* [EXERCISE INPUT]
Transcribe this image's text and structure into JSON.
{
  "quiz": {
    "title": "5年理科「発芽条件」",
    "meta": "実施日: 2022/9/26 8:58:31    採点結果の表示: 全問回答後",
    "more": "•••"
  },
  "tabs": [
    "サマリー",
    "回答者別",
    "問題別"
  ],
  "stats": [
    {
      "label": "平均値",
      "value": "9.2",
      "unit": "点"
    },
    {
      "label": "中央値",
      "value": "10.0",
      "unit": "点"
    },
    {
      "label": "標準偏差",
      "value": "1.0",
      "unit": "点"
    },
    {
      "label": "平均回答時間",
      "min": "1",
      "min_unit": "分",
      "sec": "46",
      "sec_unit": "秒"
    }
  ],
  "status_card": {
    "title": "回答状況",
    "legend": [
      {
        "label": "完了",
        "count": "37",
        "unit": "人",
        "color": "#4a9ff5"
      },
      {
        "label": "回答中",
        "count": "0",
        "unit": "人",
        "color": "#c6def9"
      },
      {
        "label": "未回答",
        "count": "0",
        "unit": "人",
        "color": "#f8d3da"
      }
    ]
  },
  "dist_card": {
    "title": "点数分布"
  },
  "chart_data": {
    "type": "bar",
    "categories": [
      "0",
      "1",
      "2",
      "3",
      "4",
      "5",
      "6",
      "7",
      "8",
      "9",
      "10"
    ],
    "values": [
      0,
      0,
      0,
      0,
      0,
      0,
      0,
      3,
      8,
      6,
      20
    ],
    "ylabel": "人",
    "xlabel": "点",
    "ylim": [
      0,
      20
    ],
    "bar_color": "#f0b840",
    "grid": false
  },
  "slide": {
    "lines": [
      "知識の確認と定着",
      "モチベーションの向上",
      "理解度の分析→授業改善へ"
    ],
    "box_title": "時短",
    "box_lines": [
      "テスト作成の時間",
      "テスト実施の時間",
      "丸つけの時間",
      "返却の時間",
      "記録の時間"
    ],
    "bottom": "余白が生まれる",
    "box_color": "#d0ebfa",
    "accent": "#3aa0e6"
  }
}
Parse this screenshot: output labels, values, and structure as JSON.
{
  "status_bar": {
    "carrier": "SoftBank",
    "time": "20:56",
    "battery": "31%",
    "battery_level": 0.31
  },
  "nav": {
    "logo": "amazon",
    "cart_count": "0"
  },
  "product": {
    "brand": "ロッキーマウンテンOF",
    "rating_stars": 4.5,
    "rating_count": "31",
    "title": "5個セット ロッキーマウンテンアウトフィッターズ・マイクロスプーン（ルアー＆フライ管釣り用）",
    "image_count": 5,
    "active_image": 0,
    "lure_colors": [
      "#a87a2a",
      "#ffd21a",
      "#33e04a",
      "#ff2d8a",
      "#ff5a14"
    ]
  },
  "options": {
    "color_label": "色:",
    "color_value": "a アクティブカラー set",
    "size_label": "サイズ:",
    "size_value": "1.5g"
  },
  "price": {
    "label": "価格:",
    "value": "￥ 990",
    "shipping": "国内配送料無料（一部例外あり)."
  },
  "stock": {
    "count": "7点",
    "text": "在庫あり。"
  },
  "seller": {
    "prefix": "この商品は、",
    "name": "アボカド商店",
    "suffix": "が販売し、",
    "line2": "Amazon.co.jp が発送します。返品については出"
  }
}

* [THE PROBLEM]
From the entries above, collect every line with the string "text" in it.

* [ANSWER TO THIS EXERCISE]
Transcribe this image's text and structure into JSON.
    "text": "在庫あり。"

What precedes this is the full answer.